=== Dataset entries ===
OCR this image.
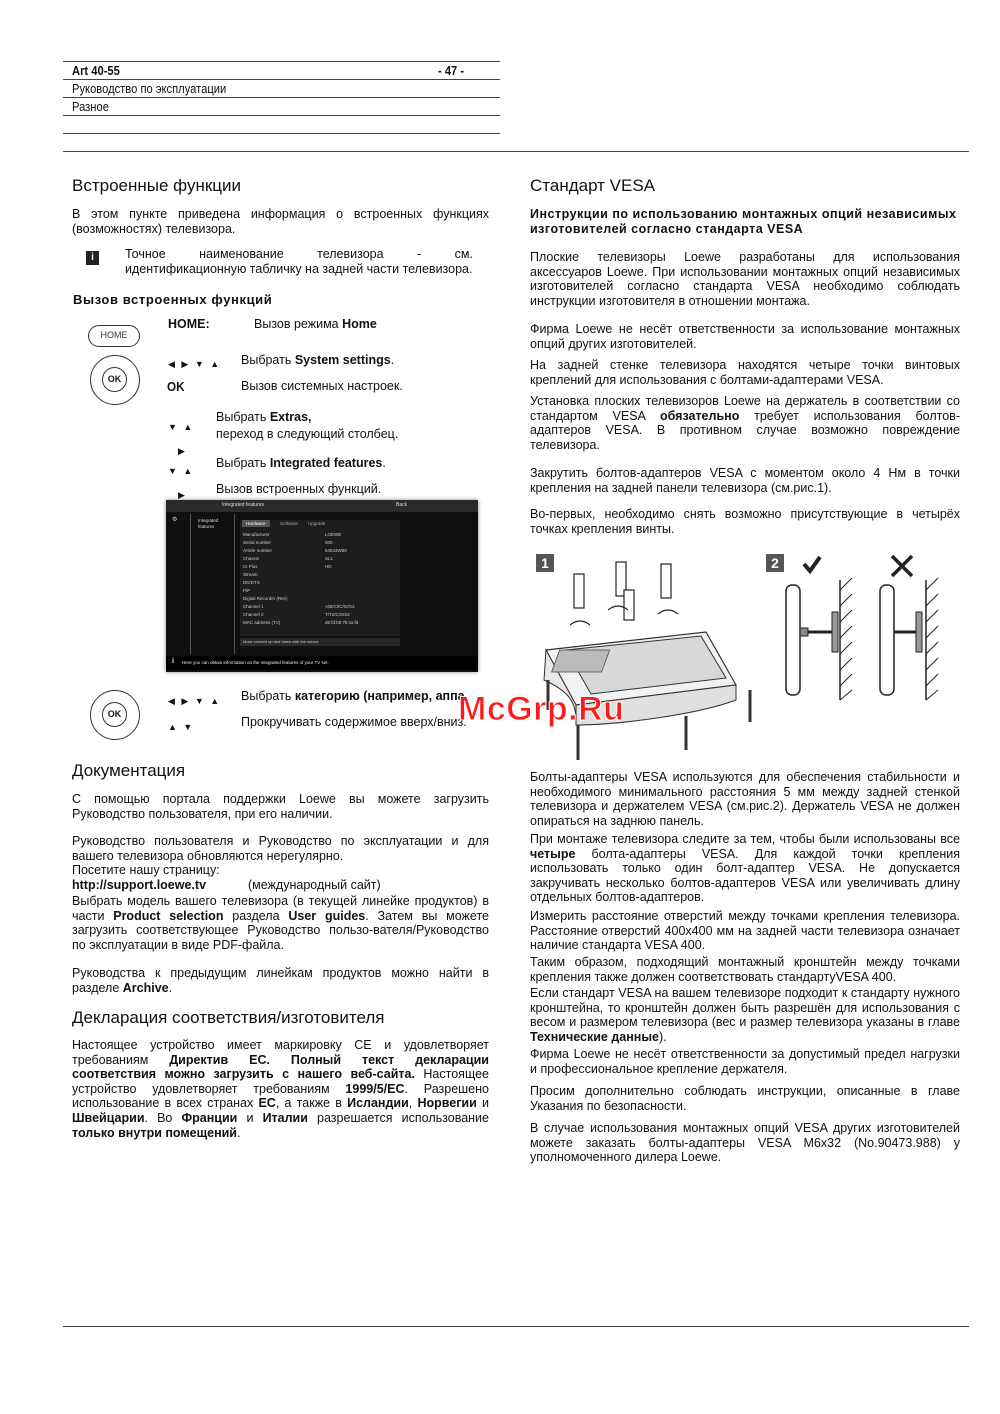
Art 40-55	- 47 -
Руководство по эксплуатации
Разное
Встроенные функции
В этом пункте приведена информация о встроенных функциях (возможностях) телевизора.
i	Точное наименование телевизора - см. идентификационную табличку на задней части телевизора.
Вызов встроенных функций
HOME
HOME:	Вызов режима Home
OK
◀ ▶ ▼ ▲ Выбрать System settings.
OK	Вызов системных настроек.
▼ ▲
Выбрать Extras,
переход в следующий столбец.
▶
▼ ▲
Выбрать Integrated features.
▶ Вызов встроенных функций.
Integrated features	Back
⚙	Integrated features
Hardware	Software	Upgrade
Manufacturer	LOEWE
Serial number	000
Article number	54643W58
Chassis	SL1
CI Plus	HD
Stream
DD/DTS
PiP
Digital Recorder (Rec)
Channel 1	A/B/CI/C/G/G2
Channel 2	T/T2/C/S/S2
MAC address (TV)	d6:fd:b0:7b:xx:fd
Move content up and down with the cursor.
i Here you can obtain information on the integrated features of your TV set.
OK
◀ ▶ ▼ ▲ Выбрать категорию (например, аппа
▲ ▼	Прокручивать содержимое вверх/вниз.
Документация
С помощью портала поддержки Loewe вы можете загрузить Руководство пользователя, при его наличии.
Руководство пользователя и Руководство по эксплуатации и для вашего телевизора обновляются нерегулярно.
Посетите нашу страницу:
http://support.loewe.tv	(международный сайт)
Выбрать модель вашего телевизора (в текущей линейке продуктов) в части Product selection раздела User guides. Затем вы можете загрузить соответствующее Руководство пользо-вателя/Руководство по эксплуатации в виде PDF-файла.
Руководства к предыдущим линейкам продуктов можно найти в разделе Archive.
Декларация соответствия/изготовителя
Настоящее устройство имеет маркировку CE и удовлетворяет требованиям Директив ЕС. Полный текст декларации соответствия можно загрузить с нашего веб-сайта. Настоящее устройство удовлетворяет требованиям 1999/5/EC. Разрешено использование в всех странах ЕС, а также в Исландии, Норвегии и Швейцарии. Во Франции и Италии разрешается использование только внутри помещений.
Стандарт VESA
Инструкции по использованию монтажных опций независимых изготовителей согласно стандарта VESA
Плоские телевизоры Loewe разработаны для использования аксессуаров Loewe. При использовании монтажных опций независимых изготовителей согласно стандарта VESA необходимо соблюдать инструкции изготовителя в отношении монтажа.
Фирма Loewe не несёт ответственности за использование монтажных опций других изготовителей.
На задней стенке телевизора находятся четыре точки винтовых креплений для использования с болтами-адаптерами VESA.
Установка плоских телевизоров Loewe на держатель в соответствии со стандартом VESA обязательно требует использования болтов-адаптеров VESA. В противном случае возможно повреждение телевизора.
Закрутить болтов-адаптеров VESA с моментом около 4 Нм в точки крепления на задней панели телевизора (см.рис.1).
Во-первых, необходимо снять возможно присутствующие в четырёх точках крепления винты.
1	2
Болты-адаптеры VESA используются для обеспечения стабильности и необходимого минимального расстояния 5 мм между задней стенкой телевизора и держателем VESA (см.рис.2). Держатель VESA не должен опираться на заднюю панель.
При монтаже телевизора следите за тем, чтобы были использованы все четыре болта-адаптеры VESA. Для каждой точки крепления использовать только один болт-адаптер VESA. Не допускается закручивать несколько болтов-адаптеров VESA или увеличивать длину отдельных болтов-адаптеров.
Измерить расстояние отверстий между точками крепления телевизора. Расстояние отверстий 400x400 мм на задней части телевизора означает наличие стандарта VESA 400.
Таким образом, подходящий монтажный кронштейн между точками крепления также должен соответствовать стандартуVESA 400.
Если стандарт VESA на вашем телевизоре подходит к стандарту нужного кронштейна, то кронштейн должен быть разрешён для использования с весом и размером телевизора (вес и размер телевизора указаны в главе Технические данные).
Фирма Loewe не несёт ответственности за допустимый предел нагрузки и профессиональное крепление держателя.
Просим дополнительно соблюдать инструкции, описанные в главе Указания по безопасности.
В случае использования монтажных опций VESA других изготовителей можете заказать болты-адаптеры VESA M6x32 (No.90473.988) у уполномоченного дилера Loewe.
McGrp.Ru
===
- [Written task] Copy every line of the material in which the word "адаптеров" occurs.

- [Answer to the problem]
Установка плоских телевизоров Loewe на держатель в соответствии со стандартом VESA обязательно требует использования болтов-адаптеров VESA. В противном случае возможно повреждение телевизора.
Закрутить болтов-адаптеров VESA с моментом около 4 Нм в точки крепления на задней панели телевизора (см.рис.1).
При монтаже телевизора следите за тем, чтобы были использованы все четыре болта-адаптеры VESA. Для каждой точки крепления использовать только один болт-адаптер VESA. Не допускается закручивать несколько болтов-адаптеров VESA или увеличивать длину отдельных болтов-адаптеров.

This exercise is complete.